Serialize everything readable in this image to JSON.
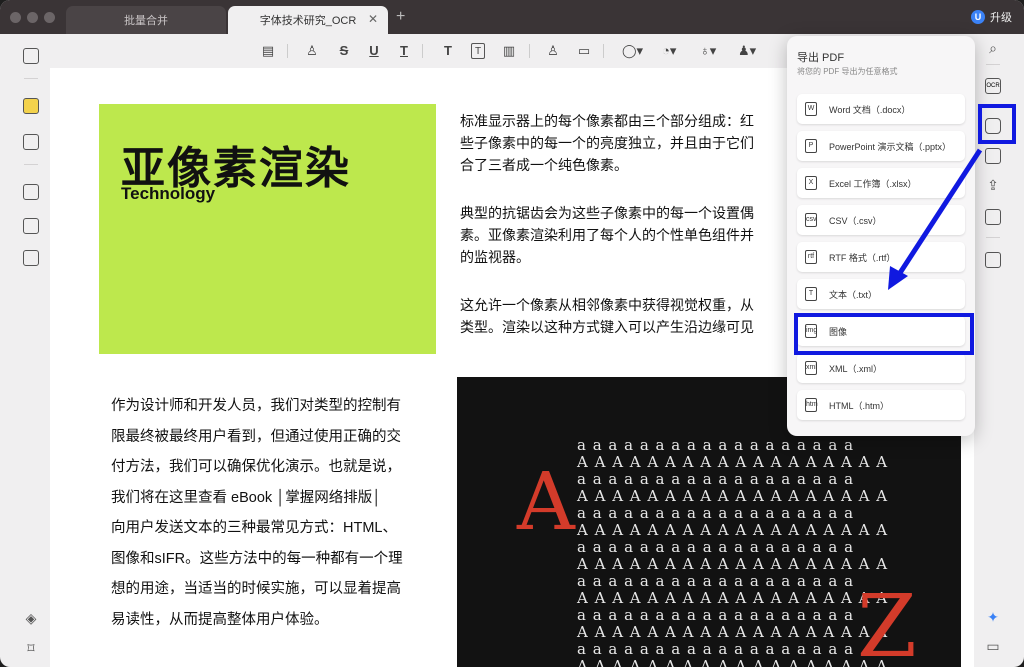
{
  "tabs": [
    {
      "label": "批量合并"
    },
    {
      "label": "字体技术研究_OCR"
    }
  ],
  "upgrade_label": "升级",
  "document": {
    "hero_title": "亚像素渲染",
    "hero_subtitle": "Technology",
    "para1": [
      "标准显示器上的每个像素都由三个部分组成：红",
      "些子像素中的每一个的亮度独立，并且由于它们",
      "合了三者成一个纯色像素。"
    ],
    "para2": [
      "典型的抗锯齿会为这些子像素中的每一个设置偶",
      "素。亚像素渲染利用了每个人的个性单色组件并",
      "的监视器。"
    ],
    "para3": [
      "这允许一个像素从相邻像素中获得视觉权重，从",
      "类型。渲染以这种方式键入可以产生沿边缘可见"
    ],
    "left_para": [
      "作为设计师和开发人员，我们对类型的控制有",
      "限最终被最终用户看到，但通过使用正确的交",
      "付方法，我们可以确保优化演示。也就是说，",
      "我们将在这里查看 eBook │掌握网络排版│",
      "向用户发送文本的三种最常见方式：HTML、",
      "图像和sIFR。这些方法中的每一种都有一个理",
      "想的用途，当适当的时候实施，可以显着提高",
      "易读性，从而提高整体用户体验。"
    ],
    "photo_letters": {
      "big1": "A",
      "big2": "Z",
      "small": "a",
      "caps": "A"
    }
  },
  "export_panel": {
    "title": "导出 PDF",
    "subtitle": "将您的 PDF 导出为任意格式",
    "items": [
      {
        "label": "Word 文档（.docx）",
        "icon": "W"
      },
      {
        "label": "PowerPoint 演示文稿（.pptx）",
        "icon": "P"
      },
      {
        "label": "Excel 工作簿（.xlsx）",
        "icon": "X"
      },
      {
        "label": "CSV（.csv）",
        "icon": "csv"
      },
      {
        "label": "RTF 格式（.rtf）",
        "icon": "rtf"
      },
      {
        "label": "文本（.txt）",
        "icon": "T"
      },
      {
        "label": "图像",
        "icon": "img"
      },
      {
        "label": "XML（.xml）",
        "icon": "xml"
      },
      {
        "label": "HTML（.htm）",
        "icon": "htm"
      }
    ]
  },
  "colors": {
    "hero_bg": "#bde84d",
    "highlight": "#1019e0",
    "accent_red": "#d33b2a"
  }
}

● ● ●

### OBJECTIVE
The data above should be repeated exactly, minus any pictures.

### EXERCISE OUTPUT
Serialize everything readable in this image to JSON.
{
  "tabs": [
    {
      "label": "批量合并"
    },
    {
      "label": "字体技术研究_OCR"
    }
  ],
  "upgrade_label": "升级",
  "document": {
    "hero_title": "亚像素渲染",
    "hero_subtitle": "Technology",
    "para1": [
      "标准显示器上的每个像素都由三个部分组成：红",
      "些子像素中的每一个的亮度独立，并且由于它们",
      "合了三者成一个纯色像素。"
    ],
    "para2": [
      "典型的抗锯齿会为这些子像素中的每一个设置偶",
      "素。亚像素渲染利用了每个人的个性单色组件并",
      "的监视器。"
    ],
    "para3": [
      "这允许一个像素从相邻像素中获得视觉权重，从",
      "类型。渲染以这种方式键入可以产生沿边缘可见"
    ],
    "left_para": [
      "作为设计师和开发人员，我们对类型的控制有",
      "限最终被最终用户看到，但通过使用正确的交",
      "付方法，我们可以确保优化演示。也就是说，",
      "我们将在这里查看 eBook │掌握网络排版│",
      "向用户发送文本的三种最常见方式：HTML、",
      "图像和sIFR。这些方法中的每一种都有一个理",
      "想的用途，当适当的时候实施，可以显着提高",
      "易读性，从而提高整体用户体验。"
    ],
    "photo_letters": {
      "big1": "A",
      "big2": "Z",
      "small": "a",
      "caps": "A"
    }
  },
  "export_panel": {
    "title": "导出 PDF",
    "subtitle": "将您的 PDF 导出为任意格式",
    "items": [
      {
        "label": "Word 文档（.docx）",
        "icon": "W"
      },
      {
        "label": "PowerPoint 演示文稿（.pptx）",
        "icon": "P"
      },
      {
        "label": "Excel 工作簿（.xlsx）",
        "icon": "X"
      },
      {
        "label": "CSV（.csv）",
        "icon": "csv"
      },
      {
        "label": "RTF 格式（.rtf）",
        "icon": "rtf"
      },
      {
        "label": "文本（.txt）",
        "icon": "T"
      },
      {
        "label": "图像",
        "icon": "img"
      },
      {
        "label": "XML（.xml）",
        "icon": "xml"
      },
      {
        "label": "HTML（.htm）",
        "icon": "htm"
      }
    ]
  },
  "colors": {
    "hero_bg": "#bde84d",
    "highlight": "#1019e0",
    "accent_red": "#d33b2a"
  }
}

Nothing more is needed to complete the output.